### Problem details
Return all lines from the listing below in which the string "intercept" occurs.

### Supplied records

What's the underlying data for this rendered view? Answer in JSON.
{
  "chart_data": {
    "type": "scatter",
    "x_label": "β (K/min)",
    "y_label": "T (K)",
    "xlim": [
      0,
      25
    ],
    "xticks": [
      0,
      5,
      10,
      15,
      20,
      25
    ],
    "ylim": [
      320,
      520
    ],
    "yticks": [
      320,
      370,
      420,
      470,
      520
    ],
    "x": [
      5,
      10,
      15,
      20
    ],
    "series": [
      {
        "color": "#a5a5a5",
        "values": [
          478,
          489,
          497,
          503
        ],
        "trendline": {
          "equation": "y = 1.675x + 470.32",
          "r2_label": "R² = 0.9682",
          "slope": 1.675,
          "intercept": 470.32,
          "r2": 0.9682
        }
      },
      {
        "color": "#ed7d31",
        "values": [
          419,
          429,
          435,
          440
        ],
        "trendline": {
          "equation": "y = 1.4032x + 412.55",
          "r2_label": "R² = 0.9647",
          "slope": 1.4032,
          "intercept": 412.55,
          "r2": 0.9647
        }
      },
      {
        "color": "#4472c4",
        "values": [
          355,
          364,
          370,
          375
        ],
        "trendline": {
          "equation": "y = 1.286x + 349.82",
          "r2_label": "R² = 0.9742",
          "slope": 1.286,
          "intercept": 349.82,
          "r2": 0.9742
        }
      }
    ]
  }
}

### The answer
          "intercept": 470.32,
          "intercept": 412.55,
          "intercept": 349.82,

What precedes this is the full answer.